━━━━━ RECORDS TO USE ━━━━━
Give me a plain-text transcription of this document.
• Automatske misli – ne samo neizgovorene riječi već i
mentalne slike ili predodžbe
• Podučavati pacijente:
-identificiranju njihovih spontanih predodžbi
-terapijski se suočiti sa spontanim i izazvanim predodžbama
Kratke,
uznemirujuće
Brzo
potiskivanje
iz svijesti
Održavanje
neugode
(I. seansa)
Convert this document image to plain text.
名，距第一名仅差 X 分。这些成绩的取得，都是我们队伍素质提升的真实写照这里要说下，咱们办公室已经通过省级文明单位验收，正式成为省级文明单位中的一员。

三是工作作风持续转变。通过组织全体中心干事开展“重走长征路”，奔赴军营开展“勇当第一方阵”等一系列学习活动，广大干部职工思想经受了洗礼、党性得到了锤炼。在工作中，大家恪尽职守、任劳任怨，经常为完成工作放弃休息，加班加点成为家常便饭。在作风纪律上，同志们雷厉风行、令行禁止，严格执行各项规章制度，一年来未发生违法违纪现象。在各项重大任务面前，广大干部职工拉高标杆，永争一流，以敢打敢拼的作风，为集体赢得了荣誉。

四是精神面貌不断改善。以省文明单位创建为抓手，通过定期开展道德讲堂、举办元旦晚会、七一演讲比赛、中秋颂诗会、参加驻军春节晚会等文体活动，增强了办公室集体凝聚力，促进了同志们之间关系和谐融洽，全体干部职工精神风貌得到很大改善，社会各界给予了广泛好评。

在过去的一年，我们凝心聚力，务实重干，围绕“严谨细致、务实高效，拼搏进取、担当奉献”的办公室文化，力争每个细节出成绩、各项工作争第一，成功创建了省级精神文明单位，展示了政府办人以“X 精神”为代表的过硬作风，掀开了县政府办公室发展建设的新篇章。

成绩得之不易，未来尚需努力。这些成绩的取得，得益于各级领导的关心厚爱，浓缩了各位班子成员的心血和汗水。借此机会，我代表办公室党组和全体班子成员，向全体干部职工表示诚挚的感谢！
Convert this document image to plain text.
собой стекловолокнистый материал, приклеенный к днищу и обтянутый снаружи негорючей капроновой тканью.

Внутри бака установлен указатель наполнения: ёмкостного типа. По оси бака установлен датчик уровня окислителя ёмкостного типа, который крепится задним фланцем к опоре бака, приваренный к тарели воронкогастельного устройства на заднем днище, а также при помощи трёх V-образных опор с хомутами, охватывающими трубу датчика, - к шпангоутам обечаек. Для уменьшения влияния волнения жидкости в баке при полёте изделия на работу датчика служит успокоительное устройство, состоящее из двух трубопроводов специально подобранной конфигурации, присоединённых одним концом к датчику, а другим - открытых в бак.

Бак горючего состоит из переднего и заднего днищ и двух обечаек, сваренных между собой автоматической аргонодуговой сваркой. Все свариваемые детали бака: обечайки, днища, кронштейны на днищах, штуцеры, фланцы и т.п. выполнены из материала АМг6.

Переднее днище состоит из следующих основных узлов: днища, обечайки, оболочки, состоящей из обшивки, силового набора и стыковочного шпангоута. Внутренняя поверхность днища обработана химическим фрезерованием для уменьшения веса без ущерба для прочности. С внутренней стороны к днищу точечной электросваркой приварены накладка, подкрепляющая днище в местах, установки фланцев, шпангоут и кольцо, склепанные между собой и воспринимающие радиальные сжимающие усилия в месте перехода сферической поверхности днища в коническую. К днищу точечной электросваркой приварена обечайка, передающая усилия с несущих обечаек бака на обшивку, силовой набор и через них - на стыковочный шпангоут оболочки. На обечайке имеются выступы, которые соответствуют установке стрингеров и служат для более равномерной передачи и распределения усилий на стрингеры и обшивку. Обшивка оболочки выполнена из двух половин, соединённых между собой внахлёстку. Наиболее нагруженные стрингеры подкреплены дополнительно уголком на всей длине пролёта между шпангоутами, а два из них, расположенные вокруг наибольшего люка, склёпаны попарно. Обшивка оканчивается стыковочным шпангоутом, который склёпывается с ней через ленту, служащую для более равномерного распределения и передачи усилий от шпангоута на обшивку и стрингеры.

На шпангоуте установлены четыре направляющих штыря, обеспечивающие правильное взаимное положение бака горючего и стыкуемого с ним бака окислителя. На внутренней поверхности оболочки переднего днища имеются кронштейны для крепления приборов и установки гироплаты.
━━━━━
Reproduce every entry shown above, precisely as it stands.

SOLUTION:
Give me a plain-text transcription of this document.
• Automatske misli – ne samo neizgovorene riječi već i
mentalne slike ili predodžbe
• Podučavati pacijente:
-identificiranju njihovih spontanih predodžbi
-terapijski se suočiti sa spontanim i izazvanim predodžbama
Kratke,
uznemirujuće
Brzo
potiskivanje
iz svijesti
Održavanje
neugode
(I. seansa)
Convert this document image to plain text.
名，距第一名仅差 X 分。这些成绩的取得，都是我们队伍素质提升的真实写照这里要说下，咱们办公室已经通过省级文明单位验收，正式成为省级文明单位中的一员。

三是工作作风持续转变。通过组织全体中心干事开展“重走长征路”，奔赴军营开展“勇当第一方阵”等一系列学习活动，广大干部职工思想经受了洗礼、党性得到了锤炼。在工作中，大家恪尽职守、任劳任怨，经常为完成工作放弃休息，加班加点成为家常便饭。在作风纪律上，同志们雷厉风行、令行禁止，严格执行各项规章制度，一年来未发生违法违纪现象。在各项重大任务面前，广大干部职工拉高标杆，永争一流，以敢打敢拼的作风，为集体赢得了荣誉。

四是精神面貌不断改善。以省文明单位创建为抓手，通过定期开展道德讲堂、举办元旦晚会、七一演讲比赛、中秋颂诗会、参加驻军春节晚会等文体活动，增强了办公室集体凝聚力，促进了同志们之间关系和谐融洽，全体干部职工精神风貌得到很大改善，社会各界给予了广泛好评。

在过去的一年，我们凝心聚力，务实重干，围绕“严谨细致、务实高效，拼搏进取、担当奉献”的办公室文化，力争每个细节出成绩、各项工作争第一，成功创建了省级精神文明单位，展示了政府办人以“X 精神”为代表的过硬作风，掀开了县政府办公室发展建设的新篇章。

成绩得之不易，未来尚需努力。这些成绩的取得，得益于各级领导的关心厚爱，浓缩了各位班子成员的心血和汗水。借此机会，我代表办公室党组和全体班子成员，向全体干部职工表示诚挚的感谢！
Convert this document image to plain text.
собой стекловолокнистый материал, приклеенный к днищу и обтянутый снаружи негорючей капроновой тканью.

Внутри бака установлен указатель наполнения: ёмкостного типа. По оси бака установлен датчик уровня окислителя ёмкостного типа, который крепится задним фланцем к опоре бака, приваренный к тарели воронкогастельного устройства на заднем днище, а также при помощи трёх V-образных опор с хомутами, охватывающими трубу датчика, - к шпангоутам обечаек. Для уменьшения влияния волнения жидкости в баке при полёте изделия на работу датчика служит успокоительное устройство, состоящее из двух трубопроводов специально подобранной конфигурации, присоединённых одним концом к датчику, а другим - открытых в бак.

Бак горючего состоит из переднего и заднего днищ и двух обечаек, сваренных между собой автоматической аргонодуговой сваркой. Все свариваемые детали бака: обечайки, днища, кронштейны на днищах, штуцеры, фланцы и т.п. выполнены из материала АМг6.

Переднее днище состоит из следующих основных узлов: днища, обечайки, оболочки, состоящей из обшивки, силового набора и стыковочного шпангоута. Внутренняя поверхность днища обработана химическим фрезерованием для уменьшения веса без ущерба для прочности. С внутренней стороны к днищу точечной электросваркой приварены накладка, подкрепляющая днище в местах, установки фланцев, шпангоут и кольцо, склепанные между собой и воспринимающие радиальные сжимающие усилия в месте перехода сферической поверхности днища в коническую. К днищу точечной электросваркой приварена обечайка, передающая усилия с несущих обечаек бака на обшивку, силовой набор и через них - на стыковочный шпангоут оболочки. На обечайке имеются выступы, которые соответствуют установке стрингеров и служат для более равномерной передачи и распределения усилий на стрингеры и обшивку. Обшивка оболочки выполнена из двух половин, соединённых между собой внахлёстку. Наиболее нагруженные стрингеры подкреплены дополнительно уголком на всей длине пролёта между шпангоутами, а два из них, расположенные вокруг наибольшего люка, склёпаны попарно. Обшивка оканчивается стыковочным шпангоутом, который склёпывается с ней через ленту, служащую для более равномерного распределения и передачи усилий от шпангоута на обшивку и стрингеры.

На шпангоуте установлены четыре направляющих штыря, обеспечивающие правильное взаимное положение бака горючего и стыкуемого с ним бака окислителя. На внутренней поверхности оболочки переднего днища имеются кронштейны для крепления приборов и установки гироплаты.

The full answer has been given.